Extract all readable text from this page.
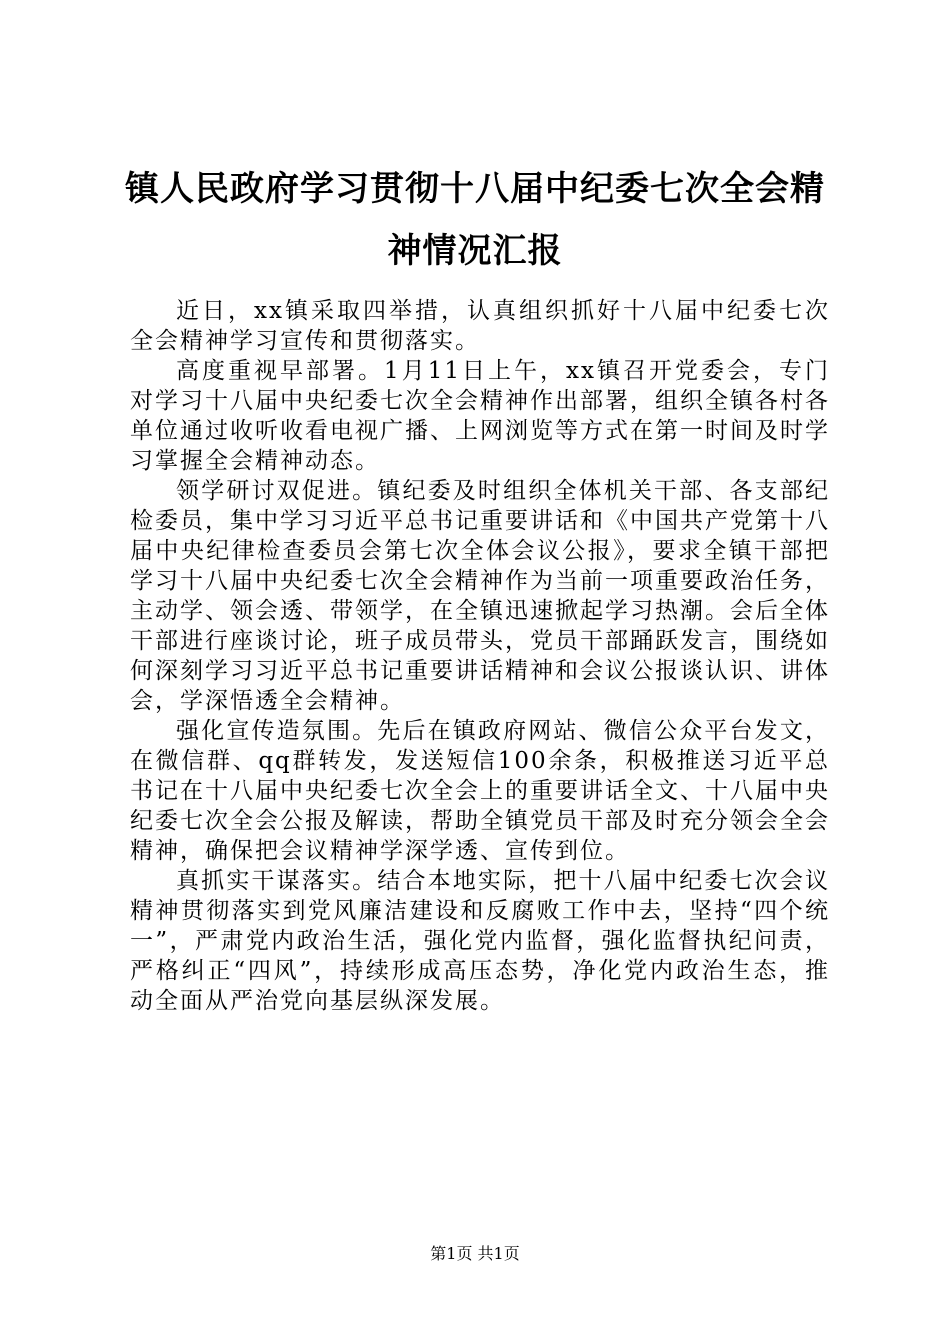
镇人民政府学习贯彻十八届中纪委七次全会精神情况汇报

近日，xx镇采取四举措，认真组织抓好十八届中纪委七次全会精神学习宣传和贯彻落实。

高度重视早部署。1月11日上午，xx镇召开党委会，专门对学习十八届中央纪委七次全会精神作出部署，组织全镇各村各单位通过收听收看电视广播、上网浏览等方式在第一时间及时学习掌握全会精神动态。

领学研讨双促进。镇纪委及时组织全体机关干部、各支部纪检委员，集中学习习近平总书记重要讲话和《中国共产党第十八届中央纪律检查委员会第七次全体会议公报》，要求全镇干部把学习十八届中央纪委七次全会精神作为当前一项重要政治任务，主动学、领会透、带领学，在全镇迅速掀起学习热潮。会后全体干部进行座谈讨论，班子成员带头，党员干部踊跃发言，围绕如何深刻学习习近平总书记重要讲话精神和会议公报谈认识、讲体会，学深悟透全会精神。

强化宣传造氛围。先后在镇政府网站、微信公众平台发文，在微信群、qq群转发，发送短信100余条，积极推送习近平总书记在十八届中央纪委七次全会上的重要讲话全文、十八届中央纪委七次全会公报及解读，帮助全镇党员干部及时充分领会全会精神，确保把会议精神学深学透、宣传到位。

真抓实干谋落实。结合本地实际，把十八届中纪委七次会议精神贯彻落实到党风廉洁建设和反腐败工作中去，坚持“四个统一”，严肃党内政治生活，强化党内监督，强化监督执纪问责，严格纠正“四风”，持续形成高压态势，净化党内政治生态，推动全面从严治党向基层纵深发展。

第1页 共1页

- - - -

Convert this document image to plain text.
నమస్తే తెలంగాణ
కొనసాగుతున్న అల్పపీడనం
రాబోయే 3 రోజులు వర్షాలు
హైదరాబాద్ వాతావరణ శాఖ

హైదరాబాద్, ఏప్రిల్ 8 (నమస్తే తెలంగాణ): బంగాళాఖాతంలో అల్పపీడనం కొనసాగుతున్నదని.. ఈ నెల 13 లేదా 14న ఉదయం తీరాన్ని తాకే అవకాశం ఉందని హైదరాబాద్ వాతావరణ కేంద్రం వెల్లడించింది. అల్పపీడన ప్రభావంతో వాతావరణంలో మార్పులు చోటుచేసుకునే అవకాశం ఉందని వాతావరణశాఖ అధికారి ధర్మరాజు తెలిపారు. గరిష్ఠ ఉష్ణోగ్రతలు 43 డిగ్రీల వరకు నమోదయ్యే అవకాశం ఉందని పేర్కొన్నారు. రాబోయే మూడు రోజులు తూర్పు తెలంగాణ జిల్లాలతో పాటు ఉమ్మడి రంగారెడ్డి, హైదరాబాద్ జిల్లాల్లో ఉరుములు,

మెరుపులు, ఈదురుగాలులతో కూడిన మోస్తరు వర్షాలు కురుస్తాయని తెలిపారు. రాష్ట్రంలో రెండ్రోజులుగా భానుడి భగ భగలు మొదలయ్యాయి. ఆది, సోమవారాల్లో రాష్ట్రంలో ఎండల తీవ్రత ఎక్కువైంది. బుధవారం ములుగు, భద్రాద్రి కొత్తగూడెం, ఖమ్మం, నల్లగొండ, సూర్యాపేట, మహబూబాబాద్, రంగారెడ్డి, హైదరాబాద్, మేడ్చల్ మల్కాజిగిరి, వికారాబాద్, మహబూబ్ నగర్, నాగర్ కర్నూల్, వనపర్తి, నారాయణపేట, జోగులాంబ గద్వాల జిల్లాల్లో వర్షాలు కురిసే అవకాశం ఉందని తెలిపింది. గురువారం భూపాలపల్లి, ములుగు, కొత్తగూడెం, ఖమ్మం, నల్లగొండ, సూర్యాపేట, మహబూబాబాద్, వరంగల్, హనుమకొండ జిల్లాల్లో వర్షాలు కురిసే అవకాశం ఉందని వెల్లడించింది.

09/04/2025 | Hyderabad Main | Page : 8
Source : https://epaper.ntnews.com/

- - - -

[Written instruction]: Gather up, from the records above, each line where the word "this" appears.

[Correct output]:
Extract all readable text from this page.
Convert this document image to plain text.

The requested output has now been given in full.